Locate every line in the material below that has the word "form". Copy each of those lines.

#####

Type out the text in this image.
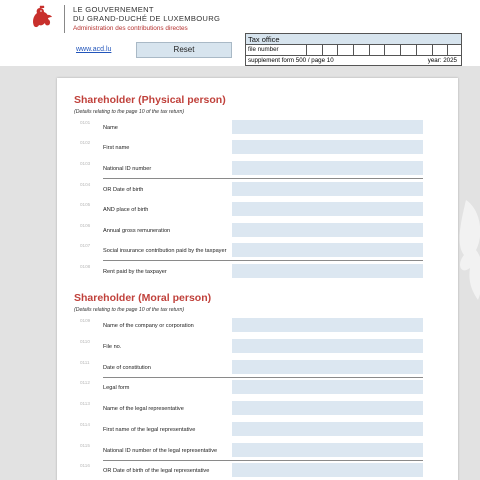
LE GOUVERNEMENT
DU GRAND-DUCHÉ DE LUXEMBOURG
Administration des contributions directes
www.acd.lu	Reset
Tax office
file number
supplement form 500 / page 10	year: 2025
Shareholder (Physical person)
(Details relating to the page 10 of the tax return)
0101
Name
0102
First name
0103
National ID number
0104
OR Date of birth
0105
AND place of birth
0106
Annual gross remuneration
0107
Social insurance contribution paid by the taxpayer
0108
Rent paid by the taxpayer
Shareholder (Moral person)
(Details relating to the page 10 of the tax return)
0109
Name of the company or corporation
0110
File no.
0111
Date of constitution
0112
Legal form
0113
Name of the legal representative
0114
First name of the legal representative
0115
National ID number of the legal representative
0116
OR Date of birth of the legal representative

#####

_THE RESPONSE_:
supplement form 500 / page 10	year: 2025
Legal form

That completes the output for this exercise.